### PROBLEM DESCRIPTION
Pick out the lines below that include the string "不等式两边乘".

══════════

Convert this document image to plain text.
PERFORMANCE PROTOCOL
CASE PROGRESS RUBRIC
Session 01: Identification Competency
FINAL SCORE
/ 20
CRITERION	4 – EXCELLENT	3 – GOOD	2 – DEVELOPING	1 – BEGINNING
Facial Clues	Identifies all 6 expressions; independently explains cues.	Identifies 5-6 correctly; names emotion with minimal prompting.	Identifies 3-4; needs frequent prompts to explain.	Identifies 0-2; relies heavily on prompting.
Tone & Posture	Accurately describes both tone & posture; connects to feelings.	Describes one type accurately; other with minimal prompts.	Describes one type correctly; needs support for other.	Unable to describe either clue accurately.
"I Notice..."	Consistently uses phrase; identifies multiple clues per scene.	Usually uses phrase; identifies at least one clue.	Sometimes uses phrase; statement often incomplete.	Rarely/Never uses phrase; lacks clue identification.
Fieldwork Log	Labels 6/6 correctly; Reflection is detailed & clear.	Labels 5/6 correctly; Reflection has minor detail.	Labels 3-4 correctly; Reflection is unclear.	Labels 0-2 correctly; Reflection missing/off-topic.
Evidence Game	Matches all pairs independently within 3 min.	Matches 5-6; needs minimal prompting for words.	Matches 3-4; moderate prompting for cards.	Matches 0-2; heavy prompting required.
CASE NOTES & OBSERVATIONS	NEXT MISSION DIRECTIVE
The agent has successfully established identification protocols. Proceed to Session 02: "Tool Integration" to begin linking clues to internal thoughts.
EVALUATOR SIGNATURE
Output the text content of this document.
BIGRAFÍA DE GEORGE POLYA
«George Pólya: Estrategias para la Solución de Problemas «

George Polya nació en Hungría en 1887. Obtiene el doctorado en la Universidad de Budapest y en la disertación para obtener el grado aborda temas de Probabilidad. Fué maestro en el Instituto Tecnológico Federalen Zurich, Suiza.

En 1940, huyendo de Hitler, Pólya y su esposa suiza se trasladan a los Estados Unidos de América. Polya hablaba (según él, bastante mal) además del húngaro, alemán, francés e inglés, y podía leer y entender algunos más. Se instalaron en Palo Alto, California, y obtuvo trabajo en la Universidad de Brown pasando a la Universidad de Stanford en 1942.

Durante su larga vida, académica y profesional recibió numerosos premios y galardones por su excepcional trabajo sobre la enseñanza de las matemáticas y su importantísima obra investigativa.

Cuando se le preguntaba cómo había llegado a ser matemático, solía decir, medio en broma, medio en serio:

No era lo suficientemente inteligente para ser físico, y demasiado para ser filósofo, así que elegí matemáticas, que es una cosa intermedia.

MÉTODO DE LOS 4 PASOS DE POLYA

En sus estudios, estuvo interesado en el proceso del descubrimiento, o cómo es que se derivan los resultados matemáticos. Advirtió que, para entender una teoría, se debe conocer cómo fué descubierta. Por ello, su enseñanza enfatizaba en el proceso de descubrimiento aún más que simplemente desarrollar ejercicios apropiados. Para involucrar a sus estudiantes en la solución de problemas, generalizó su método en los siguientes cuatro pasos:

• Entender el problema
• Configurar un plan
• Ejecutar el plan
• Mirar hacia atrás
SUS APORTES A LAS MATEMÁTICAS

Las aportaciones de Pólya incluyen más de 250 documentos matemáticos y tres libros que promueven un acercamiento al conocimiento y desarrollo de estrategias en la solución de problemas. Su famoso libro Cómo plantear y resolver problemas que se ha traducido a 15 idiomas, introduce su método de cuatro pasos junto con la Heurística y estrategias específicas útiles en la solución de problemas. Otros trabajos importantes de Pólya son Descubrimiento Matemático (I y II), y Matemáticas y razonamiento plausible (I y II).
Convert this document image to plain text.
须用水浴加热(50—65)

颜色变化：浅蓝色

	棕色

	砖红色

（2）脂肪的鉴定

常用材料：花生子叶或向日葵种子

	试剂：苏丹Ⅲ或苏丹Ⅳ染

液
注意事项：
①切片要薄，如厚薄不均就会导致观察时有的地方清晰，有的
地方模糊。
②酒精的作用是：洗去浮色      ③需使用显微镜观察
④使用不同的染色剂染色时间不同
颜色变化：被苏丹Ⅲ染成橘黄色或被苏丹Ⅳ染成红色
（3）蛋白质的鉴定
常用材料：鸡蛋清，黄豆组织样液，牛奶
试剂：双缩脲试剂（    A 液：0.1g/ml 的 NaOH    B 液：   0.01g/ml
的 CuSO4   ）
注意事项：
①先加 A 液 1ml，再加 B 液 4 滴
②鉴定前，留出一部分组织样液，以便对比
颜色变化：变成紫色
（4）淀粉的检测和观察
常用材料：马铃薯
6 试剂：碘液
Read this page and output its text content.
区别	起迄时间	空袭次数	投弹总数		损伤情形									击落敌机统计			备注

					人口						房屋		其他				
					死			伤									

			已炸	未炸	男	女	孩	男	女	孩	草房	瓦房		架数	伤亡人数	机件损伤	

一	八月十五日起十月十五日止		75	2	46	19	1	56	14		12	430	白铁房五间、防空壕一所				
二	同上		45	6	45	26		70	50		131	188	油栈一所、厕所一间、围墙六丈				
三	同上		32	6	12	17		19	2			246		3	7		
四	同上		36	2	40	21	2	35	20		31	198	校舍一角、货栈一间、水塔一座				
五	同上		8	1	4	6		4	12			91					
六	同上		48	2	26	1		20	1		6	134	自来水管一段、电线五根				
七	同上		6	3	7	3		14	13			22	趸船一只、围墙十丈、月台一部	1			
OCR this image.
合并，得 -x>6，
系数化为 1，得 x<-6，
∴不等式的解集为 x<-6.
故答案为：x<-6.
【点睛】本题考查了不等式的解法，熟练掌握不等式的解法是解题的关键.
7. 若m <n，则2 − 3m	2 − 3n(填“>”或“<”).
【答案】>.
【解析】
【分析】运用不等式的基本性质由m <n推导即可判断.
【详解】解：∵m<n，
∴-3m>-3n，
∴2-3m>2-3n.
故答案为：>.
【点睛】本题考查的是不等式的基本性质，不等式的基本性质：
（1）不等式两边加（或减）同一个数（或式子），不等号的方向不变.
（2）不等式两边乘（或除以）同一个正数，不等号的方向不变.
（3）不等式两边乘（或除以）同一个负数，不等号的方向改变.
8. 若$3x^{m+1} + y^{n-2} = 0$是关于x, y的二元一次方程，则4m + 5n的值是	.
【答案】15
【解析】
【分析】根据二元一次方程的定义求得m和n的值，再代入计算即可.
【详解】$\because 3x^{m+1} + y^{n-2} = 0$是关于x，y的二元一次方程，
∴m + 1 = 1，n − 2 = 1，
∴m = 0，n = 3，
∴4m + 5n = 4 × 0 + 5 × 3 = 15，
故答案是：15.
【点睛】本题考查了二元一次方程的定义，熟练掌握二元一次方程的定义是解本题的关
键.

══════════

### ANSWER FOR THE TASK
（2）不等式两边乘（或除以）同一个正数，不等号的方向不变.
（3）不等式两边乘（或除以）同一个负数，不等号的方向改变.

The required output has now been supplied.